==== Records for this task

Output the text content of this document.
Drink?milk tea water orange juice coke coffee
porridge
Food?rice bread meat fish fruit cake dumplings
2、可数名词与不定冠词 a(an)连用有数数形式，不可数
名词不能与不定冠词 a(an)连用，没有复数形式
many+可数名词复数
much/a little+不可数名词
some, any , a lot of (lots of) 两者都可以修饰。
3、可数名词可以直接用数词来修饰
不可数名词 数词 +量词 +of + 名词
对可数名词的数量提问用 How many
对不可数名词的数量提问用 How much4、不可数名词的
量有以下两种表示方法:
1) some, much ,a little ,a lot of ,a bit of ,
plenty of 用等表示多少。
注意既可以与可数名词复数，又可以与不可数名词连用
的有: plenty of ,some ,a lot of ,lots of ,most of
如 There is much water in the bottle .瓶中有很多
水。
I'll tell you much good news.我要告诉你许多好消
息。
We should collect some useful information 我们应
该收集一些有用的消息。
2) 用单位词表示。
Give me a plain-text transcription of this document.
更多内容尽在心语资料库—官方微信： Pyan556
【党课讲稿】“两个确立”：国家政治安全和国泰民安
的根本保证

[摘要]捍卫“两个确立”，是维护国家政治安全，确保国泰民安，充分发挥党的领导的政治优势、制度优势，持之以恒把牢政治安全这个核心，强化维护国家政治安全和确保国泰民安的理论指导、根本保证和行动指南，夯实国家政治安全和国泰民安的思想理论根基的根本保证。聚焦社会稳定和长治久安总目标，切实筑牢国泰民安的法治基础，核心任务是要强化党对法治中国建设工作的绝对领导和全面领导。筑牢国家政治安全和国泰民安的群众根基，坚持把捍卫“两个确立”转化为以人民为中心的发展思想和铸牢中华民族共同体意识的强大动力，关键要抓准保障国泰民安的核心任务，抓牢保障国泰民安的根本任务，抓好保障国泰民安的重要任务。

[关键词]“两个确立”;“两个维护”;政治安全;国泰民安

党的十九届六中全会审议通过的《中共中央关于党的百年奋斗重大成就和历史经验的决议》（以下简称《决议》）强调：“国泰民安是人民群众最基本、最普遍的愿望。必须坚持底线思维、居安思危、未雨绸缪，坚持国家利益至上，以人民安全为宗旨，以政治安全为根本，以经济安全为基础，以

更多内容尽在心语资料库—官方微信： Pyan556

========

Exercise requirements
Print out every record again, exactly and in full.

Answer to the exercise
Output the text content of this document.
Drink?milk tea water orange juice coke coffee
porridge
Food?rice bread meat fish fruit cake dumplings
2、可数名词与不定冠词 a(an)连用有数数形式，不可数
名词不能与不定冠词 a(an)连用，没有复数形式
many+可数名词复数
much/a little+不可数名词
some, any , a lot of (lots of) 两者都可以修饰。
3、可数名词可以直接用数词来修饰
不可数名词 数词 +量词 +of + 名词
对可数名词的数量提问用 How many
对不可数名词的数量提问用 How much4、不可数名词的
量有以下两种表示方法:
1) some, much ,a little ,a lot of ,a bit of ,
plenty of 用等表示多少。
注意既可以与可数名词复数，又可以与不可数名词连用
的有: plenty of ,some ,a lot of ,lots of ,most of
如 There is much water in the bottle .瓶中有很多
水。
I'll tell you much good news.我要告诉你许多好消
息。
We should collect some useful information 我们应
该收集一些有用的消息。
2) 用单位词表示。
Give me a plain-text transcription of this document.
更多内容尽在心语资料库—官方微信： Pyan556
【党课讲稿】“两个确立”：国家政治安全和国泰民安
的根本保证

[摘要]捍卫“两个确立”，是维护国家政治安全，确保国泰民安，充分发挥党的领导的政治优势、制度优势，持之以恒把牢政治安全这个核心，强化维护国家政治安全和确保国泰民安的理论指导、根本保证和行动指南，夯实国家政治安全和国泰民安的思想理论根基的根本保证。聚焦社会稳定和长治久安总目标，切实筑牢国泰民安的法治基础，核心任务是要强化党对法治中国建设工作的绝对领导和全面领导。筑牢国家政治安全和国泰民安的群众根基，坚持把捍卫“两个确立”转化为以人民为中心的发展思想和铸牢中华民族共同体意识的强大动力，关键要抓准保障国泰民安的核心任务，抓牢保障国泰民安的根本任务，抓好保障国泰民安的重要任务。

[关键词]“两个确立”;“两个维护”;政治安全;国泰民安

党的十九届六中全会审议通过的《中共中央关于党的百年奋斗重大成就和历史经验的决议》（以下简称《决议》）强调：“国泰民安是人民群众最基本、最普遍的愿望。必须坚持底线思维、居安思危、未雨绸缪，坚持国家利益至上，以人民安全为宗旨，以政治安全为根本，以经济安全为基础，以

更多内容尽在心语资料库—官方微信： Pyan556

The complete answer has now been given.